§ **Exercise requirements**
Will you transcribe all the entries word for word, skipping the pictures they hold?

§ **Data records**
· · · ·

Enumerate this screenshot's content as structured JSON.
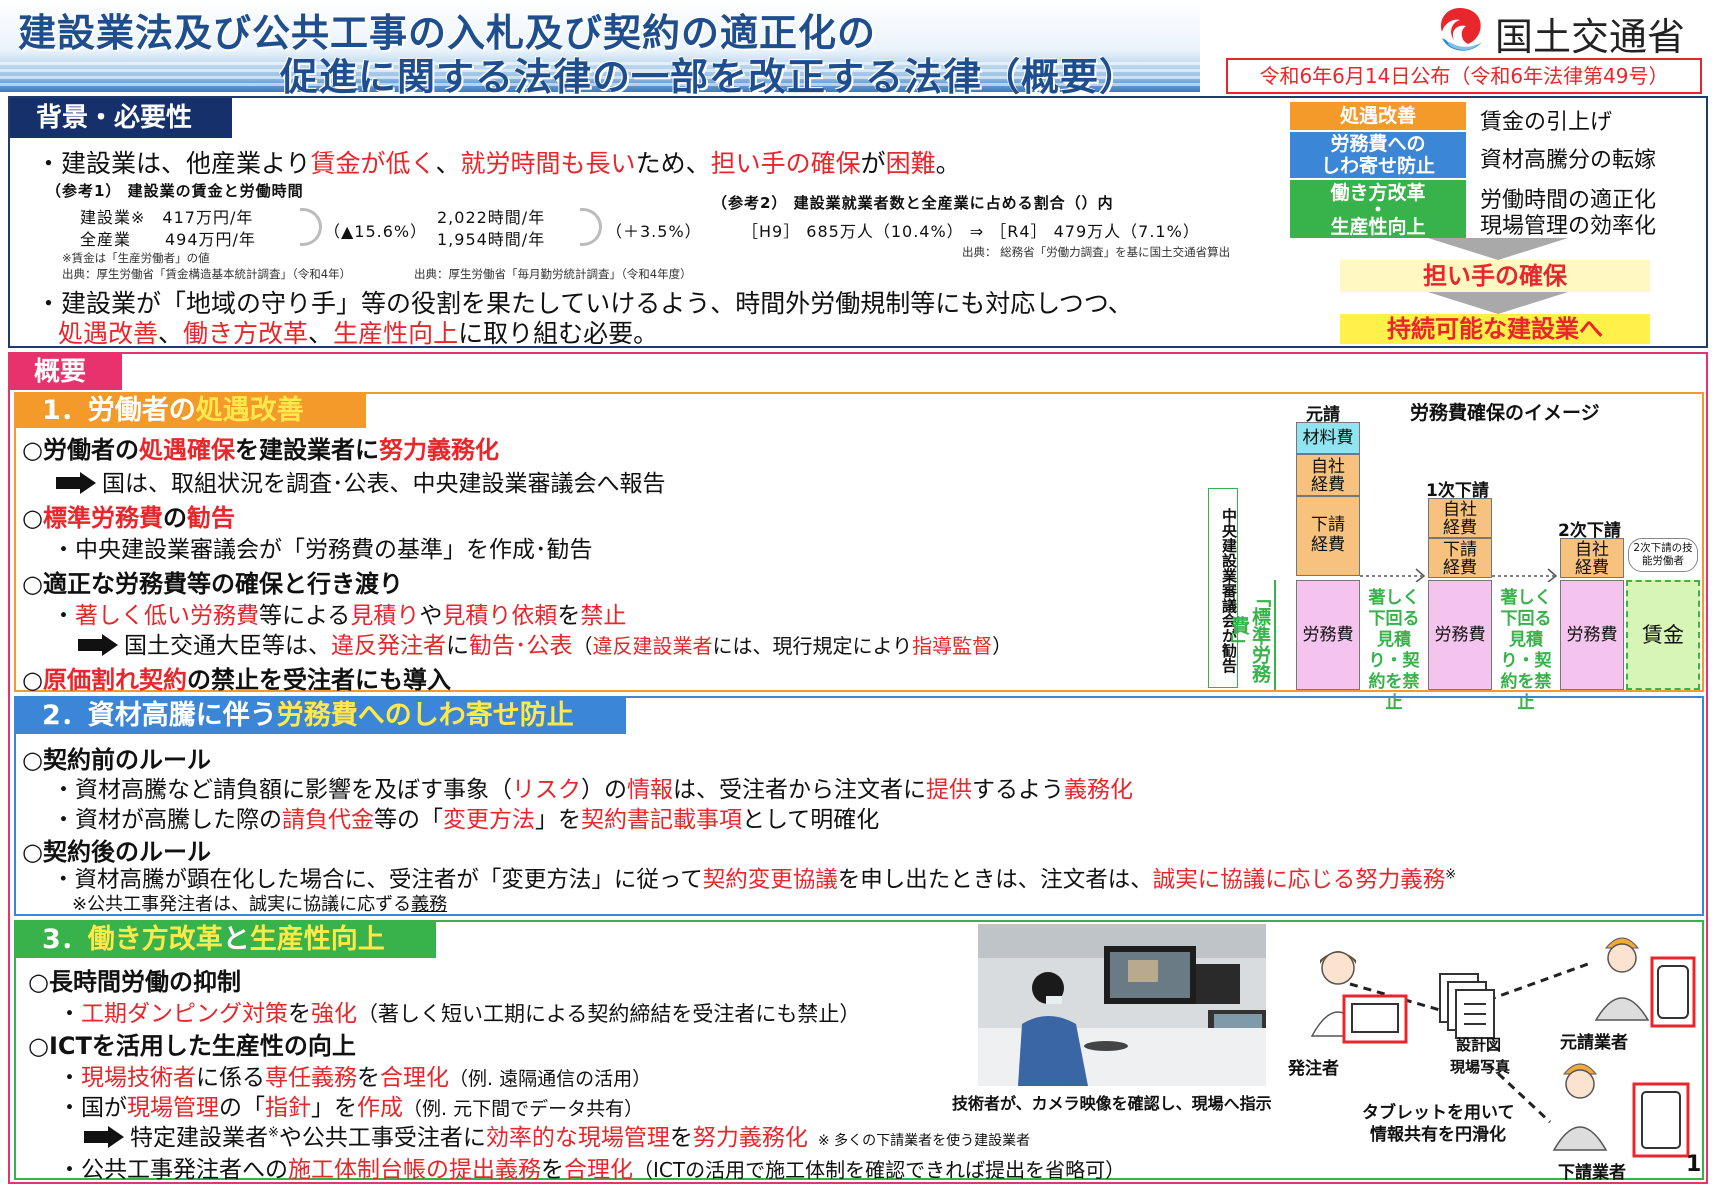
{
  "header": {
    "title_line1": "建設業法及び公共工事の入札及び契約の適正化の",
    "title_line2": "促進に関する法律の一部を改正する法律（概要）",
    "ministry": "国土交通省",
    "promulgation": "令和6年6月14日公布（令和6年法律第49号）"
  },
  "background": {
    "label": "背景・必要性",
    "bullet1": {
      "a": "・建設業は、他産業より",
      "b": "賃金が低く",
      "c": "、",
      "d": "就労時間も長い",
      "e": "ため、",
      "f": "担い手の確保",
      "g": "が",
      "h": "困難",
      "i": "。"
    },
    "ref1": {
      "title": "（参考1） 建設業の賃金と労働時間",
      "row1": "建設業※　417万円/年",
      "row2": "全産業　　494万円/年",
      "change1": "（▲15.6%）",
      "hours1": "2,022時間/年",
      "hours2": "1,954時間/年",
      "change2": "（＋3.5%）",
      "note": "※賃金は「生産労働者」の値",
      "source1": "出典：厚生労働省「賃金構造基本統計調査」（令和4年）",
      "source2": "出典：厚生労働省「毎月勤労統計調査」（令和4年度）"
    },
    "ref2": {
      "title": "（参考2） 建設業就業者数と全産業に占める割合（）内",
      "data": "［H9］ 685万人（10.4%） ⇒ ［R4］ 479万人（7.1%）",
      "source": "出典： 総務省「労働力調査」を基に国土交通省算出"
    },
    "bullet2": {
      "a": "・建設業が「地域の守り手」等の役割を果たしていけるよう、時間外労働規制等にも対応しつつ、",
      "b": "処遇改善",
      "c": "、",
      "d": "働き方改革",
      "e": "、",
      "f": "生産性向上",
      "g": "に取り組む必要。"
    },
    "summary": {
      "tag_treat": "処遇改善",
      "desc_treat": "賃金の引上げ",
      "tag_labor1": "労務費への",
      "tag_labor2": "しわ寄せ防止",
      "desc_labor": "資材高騰分の転嫁",
      "tag_work1": "働き方改革",
      "tag_work_dot": "・",
      "tag_work2": "生産性向上",
      "desc_work1": "労働時間の適正化",
      "desc_work2": "現場管理の効率化",
      "result1": "担い手の確保",
      "result2": "持続可能な建設業へ"
    }
  },
  "overview": {
    "label": "概要",
    "s1": {
      "label_num": "1．労働者の",
      "label_hl": "処遇改善",
      "h1": {
        "a": "○労働者の",
        "b": "処遇確保",
        "c": "を建設業者に",
        "d": "努力義務化"
      },
      "l1": "国は、取組状況を調査･公表、中央建設業審議会へ報告",
      "h2": {
        "a": "○",
        "b": "標準労務費",
        "c": "の",
        "d": "勧告"
      },
      "l2": "・中央建設業審議会が「労務費の基準」を作成･勧告",
      "h3": "○適正な労務費等の確保と行き渡り",
      "l3": {
        "a": "・",
        "b": "著しく低い労務費",
        "c": "等による",
        "d": "見積り",
        "e": "や",
        "f": "見積り依頼",
        "g": "を",
        "h": "禁止"
      },
      "l4": {
        "a": "国土交通大臣等は、",
        "b": "違反発注者",
        "c": "に",
        "d": "勧告･公表",
        "e": "（",
        "f": "違反建設業者",
        "g": "には、現行規定により",
        "h": "指導監督",
        "i": "）"
      },
      "h4": {
        "a": "○",
        "b": "原価割れ契約",
        "c": "の禁止を受注者にも導入"
      },
      "diagram": {
        "title": "労務費確保のイメージ",
        "prime": "元請",
        "sub1": "1次下請",
        "sub2": "2次下請",
        "material": "材料費",
        "own_cost": "自社経費",
        "sub_cost": "下請経費",
        "labor": "労務費",
        "wage": "賃金",
        "sub2_worker": "2次下請の技能労働者",
        "council": "中央建設業審議会が勧告",
        "standard": "「標準労務費」",
        "prohibit": "著しく下回る見積り・契約を禁止"
      }
    },
    "s2": {
      "label_num": "2．資材高騰に伴う",
      "label_hl": "労務費へのしわ寄せ防止",
      "h1": "○契約前のルール",
      "l1": {
        "a": "・資材高騰など請負額に影響を及ぼす事象（",
        "b": "リスク",
        "c": "）の",
        "d": "情報",
        "e": "は、受注者から注文者に",
        "f": "提供",
        "g": "するよう",
        "h": "義務化"
      },
      "l2": {
        "a": "・資材が高騰した際の",
        "b": "請負代金",
        "c": "等の「",
        "d": "変更方法",
        "e": "」を",
        "f": "契約書記載事項",
        "g": "として明確化"
      },
      "h2": "○契約後のルール",
      "l3": {
        "a": "・資材高騰が顕在化した場合に、受注者が「変更方法」に従って",
        "b": "契約変更協議",
        "c": "を申し出たときは、注文者は、",
        "d": "誠実に協議に応じる努力義務",
        "e": "※"
      },
      "note": {
        "a": "※公共工事発注者は、誠実に協議に応ずる",
        "b": "義務"
      }
    },
    "s3": {
      "label_num": "3．",
      "label_hl1": "働き方改革",
      "label_mid": "と",
      "label_hl2": "生産性向上",
      "h1": "○長時間労働の抑制",
      "l1": {
        "a": "・",
        "b": "工期ダンピング対策",
        "c": "を",
        "d": "強化",
        "e": "（著しく短い工期による契約締結を受注者にも禁止）"
      },
      "h2": "○ICTを活用した生産性の向上",
      "l2": {
        "a": "・",
        "b": "現場技術者",
        "c": "に係る",
        "d": "専任義務",
        "e": "を",
        "f": "合理化",
        "g": "（例. 遠隔通信の活用）"
      },
      "l3": {
        "a": "・国が",
        "b": "現場管理",
        "c": "の「",
        "d": "指針",
        "e": "」を",
        "f": "作成",
        "g": "（例. 元下間でデータ共有）"
      },
      "l4": {
        "a": "特定建設業者",
        "b": "※",
        "c": "や公共工事受注者に",
        "d": "効率的な現場管理",
        "e": "を",
        "f": "努力義務化",
        "g": "※ 多くの下請業者を使う建設業者"
      },
      "l5": {
        "a": "・公共工事発注者への",
        "b": "施工体制台帳の提出義務",
        "c": "を",
        "d": "合理化",
        "e": "（ICTの活用で施工体制を確認できれば提出を省略可）"
      },
      "photo_caption": "技術者が、カメラ映像を確認し、現場へ指示",
      "orderer": "発注者",
      "docs1": "設計図",
      "docs2": "現場写真",
      "prime_contractor": "元請業者",
      "sub_contractor": "下請業者",
      "tablet1": "タブレットを用いて",
      "tablet2": "情報共有を円滑化"
    }
  },
  "page_number": "1",
  "colors": {
    "title_blue": "#1f4e8f",
    "navy": "#16306b",
    "pink": "#e8326e",
    "orange": "#f39a2b",
    "blue": "#3b86d6",
    "green": "#38b24a",
    "red": "#e8262b"
  }
}
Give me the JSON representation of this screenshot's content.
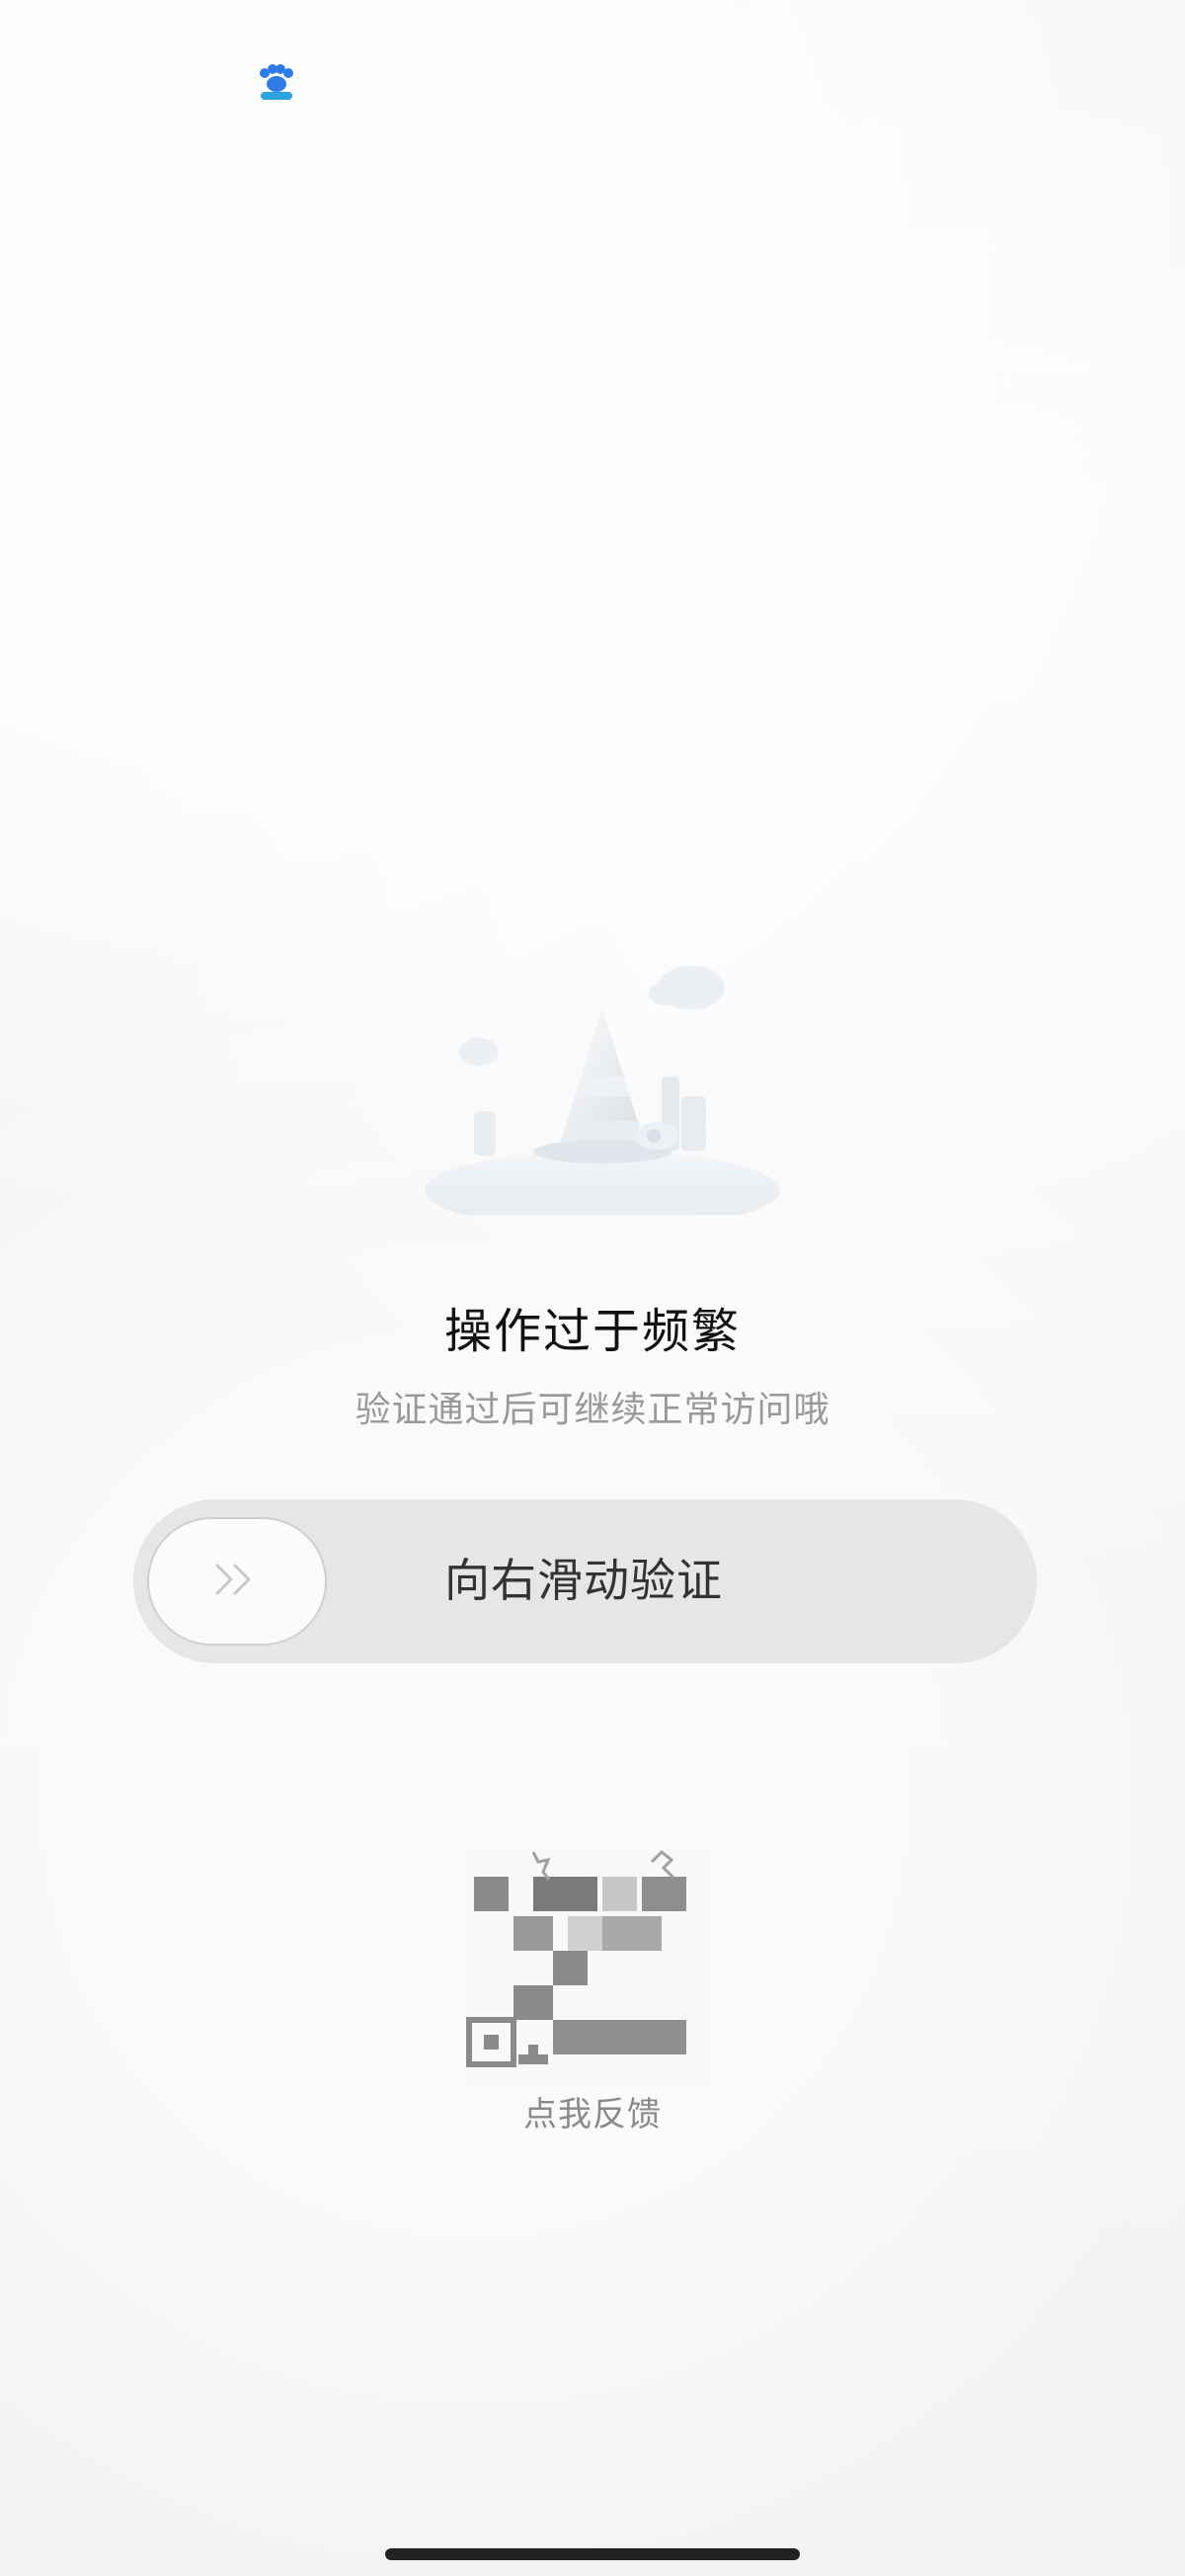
{
  "title": "操作过于频繁",
  "subtitle": "验证通过后可继续正常访问哦",
  "slider": {
    "label": "向右滑动验证",
    "handle_icon": "double-chevron-right-icon"
  },
  "feedback_label": "点我反馈",
  "colors": {
    "background": "#f6f6f6",
    "track": "#e6e6e6",
    "title": "#111111",
    "subtitle": "#999999"
  },
  "icons": {
    "logo": "baidu-paw-logo-icon",
    "illustration": "traffic-cone-cloud-illustration-icon",
    "qr": "qr-code-icon"
  }
}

· · · ·

§ **The answer**
Enumerate this screenshot's content as structured JSON.
{
  "header": {
    "title_line1": "建設業法及び公共工事の入札及び契約の適正化の",
    "title_line2": "促進に関する法律の一部を改正する法律（概要）",
    "ministry": "国土交通省",
    "promulgation": "令和6年6月14日公布（令和6年法律第49号）"
  },
  "background": {
    "label": "背景・必要性",
    "bullet1": {
      "a": "・建設業は、他産業より",
      "b": "賃金が低く",
      "c": "、",
      "d": "就労時間も長い",
      "e": "ため、",
      "f": "担い手の確保",
      "g": "が",
      "h": "困難",
      "i": "。"
    },
    "ref1": {
      "title": "（参考1） 建設業の賃金と労働時間",
      "row1": "建設業※　417万円/年",
      "row2": "全産業　　494万円/年",
      "change1": "（▲15.6%）",
      "hours1": "2,022時間/年",
      "hours2": "1,954時間/年",
      "change2": "（＋3.5%）",
      "note": "※賃金は「生産労働者」の値",
      "source1": "出典：厚生労働省「賃金構造基本統計調査」（令和4年）",
      "source2": "出典：厚生労働省「毎月勤労統計調査」（令和4年度）"
    },
    "ref2": {
      "title": "（参考2） 建設業就業者数と全産業に占める割合（）内",
      "data": "［H9］ 685万人（10.4%） ⇒ ［R4］ 479万人（7.1%）",
      "source": "出典： 総務省「労働力調査」を基に国土交通省算出"
    },
    "bullet2": {
      "a": "・建設業が「地域の守り手」等の役割を果たしていけるよう、時間外労働規制等にも対応しつつ、",
      "b": "処遇改善",
      "c": "、",
      "d": "働き方改革",
      "e": "、",
      "f": "生産性向上",
      "g": "に取り組む必要。"
    },
    "summary": {
      "tag_treat": "処遇改善",
      "desc_treat": "賃金の引上げ",
      "tag_labor1": "労務費への",
      "tag_labor2": "しわ寄せ防止",
      "desc_labor": "資材高騰分の転嫁",
      "tag_work1": "働き方改革",
      "tag_work_dot": "・",
      "tag_work2": "生産性向上",
      "desc_work1": "労働時間の適正化",
      "desc_work2": "現場管理の効率化",
      "result1": "担い手の確保",
      "result2": "持続可能な建設業へ"
    }
  },
  "overview": {
    "label": "概要",
    "s1": {
      "label_num": "1．労働者の",
      "label_hl": "処遇改善",
      "h1": {
        "a": "○労働者の",
        "b": "処遇確保",
        "c": "を建設業者に",
        "d": "努力義務化"
      },
      "l1": "国は、取組状況を調査･公表、中央建設業審議会へ報告",
      "h2": {
        "a": "○",
        "b": "標準労務費",
        "c": "の",
        "d": "勧告"
      },
      "l2": "・中央建設業審議会が「労務費の基準」を作成･勧告",
      "h3": "○適正な労務費等の確保と行き渡り",
      "l3": {
        "a": "・",
        "b": "著しく低い労務費",
        "c": "等による",
        "d": "見積り",
        "e": "や",
        "f": "見積り依頼",
        "g": "を",
        "h": "禁止"
      },
      "l4": {
        "a": "国土交通大臣等は、",
        "b": "違反発注者",
        "c": "に",
        "d": "勧告･公表",
        "e": "（",
        "f": "違反建設業者",
        "g": "には、現行規定により",
        "h": "指導監督",
        "i": "）"
      },
      "h4": {
        "a": "○",
        "b": "原価割れ契約",
        "c": "の禁止を受注者にも導入"
      },
      "diagram": {
        "title": "労務費確保のイメージ",
        "prime": "元請",
        "sub1": "1次下請",
        "sub2": "2次下請",
        "material": "材料費",
        "own_cost": "自社経費",
        "sub_cost": "下請経費",
        "labor": "労務費",
        "wage": "賃金",
        "sub2_worker": "2次下請の技能労働者",
        "council": "中央建設業審議会が勧告",
        "standard": "「標準労務費」",
        "prohibit": "著しく下回る見積り・契約を禁止"
      }
    },
    "s2": {
      "label_num": "2．資材高騰に伴う",
      "label_hl": "労務費へのしわ寄せ防止",
      "h1": "○契約前のルール",
      "l1": {
        "a": "・資材高騰など請負額に影響を及ぼす事象（",
        "b": "リスク",
        "c": "）の",
        "d": "情報",
        "e": "は、受注者から注文者に",
        "f": "提供",
        "g": "するよう",
        "h": "義務化"
      },
      "l2": {
        "a": "・資材が高騰した際の",
        "b": "請負代金",
        "c": "等の「",
        "d": "変更方法",
        "e": "」を",
        "f": "契約書記載事項",
        "g": "として明確化"
      },
      "h2": "○契約後のルール",
      "l3": {
        "a": "・資材高騰が顕在化した場合に、受注者が「変更方法」に従って",
        "b": "契約変更協議",
        "c": "を申し出たときは、注文者は、",
        "d": "誠実に協議に応じる努力義務",
        "e": "※"
      },
      "note": {
        "a": "※公共工事発注者は、誠実に協議に応ずる",
        "b": "義務"
      }
    },
    "s3": {
      "label_num": "3．",
      "label_hl1": "働き方改革",
      "label_mid": "と",
      "label_hl2": "生産性向上",
      "h1": "○長時間労働の抑制",
      "l1": {
        "a": "・",
        "b": "工期ダンピング対策",
        "c": "を",
        "d": "強化",
        "e": "（著しく短い工期による契約締結を受注者にも禁止）"
      },
      "h2": "○ICTを活用した生産性の向上",
      "l2": {
        "a": "・",
        "b": "現場技術者",
        "c": "に係る",
        "d": "専任義務",
        "e": "を",
        "f": "合理化",
        "g": "（例. 遠隔通信の活用）"
      },
      "l3": {
        "a": "・国が",
        "b": "現場管理",
        "c": "の「",
        "d": "指針",
        "e": "」を",
        "f": "作成",
        "g": "（例. 元下間でデータ共有）"
      },
      "l4": {
        "a": "特定建設業者",
        "b": "※",
        "c": "や公共工事受注者に",
        "d": "効率的な現場管理",
        "e": "を",
        "f": "努力義務化",
        "g": "※ 多くの下請業者を使う建設業者"
      },
      "l5": {
        "a": "・公共工事発注者への",
        "b": "施工体制台帳の提出義務",
        "c": "を",
        "d": "合理化",
        "e": "（ICTの活用で施工体制を確認できれば提出を省略可）"
      },
      "photo_caption": "技術者が、カメラ映像を確認し、現場へ指示",
      "orderer": "発注者",
      "docs1": "設計図",
      "docs2": "現場写真",
      "prime_contractor": "元請業者",
      "sub_contractor": "下請業者",
      "tablet1": "タブレットを用いて",
      "tablet2": "情報共有を円滑化"
    }
  },
  "page_number": "1",
  "colors": {
    "title_blue": "#1f4e8f",
    "navy": "#16306b",
    "pink": "#e8326e",
    "orange": "#f39a2b",
    "blue": "#3b86d6",
    "green": "#38b24a",
    "red": "#e8262b"
  }
}
Give me the JSON representation of this screenshot's content.
{
  "title": "操作过于频繁",
  "subtitle": "验证通过后可继续正常访问哦",
  "slider": {
    "label": "向右滑动验证",
    "handle_icon": "double-chevron-right-icon"
  },
  "feedback_label": "点我反馈",
  "colors": {
    "background": "#f6f6f6",
    "track": "#e6e6e6",
    "title": "#111111",
    "subtitle": "#999999"
  },
  "icons": {
    "logo": "baidu-paw-logo-icon",
    "illustration": "traffic-cone-cloud-illustration-icon",
    "qr": "qr-code-icon"
  }
}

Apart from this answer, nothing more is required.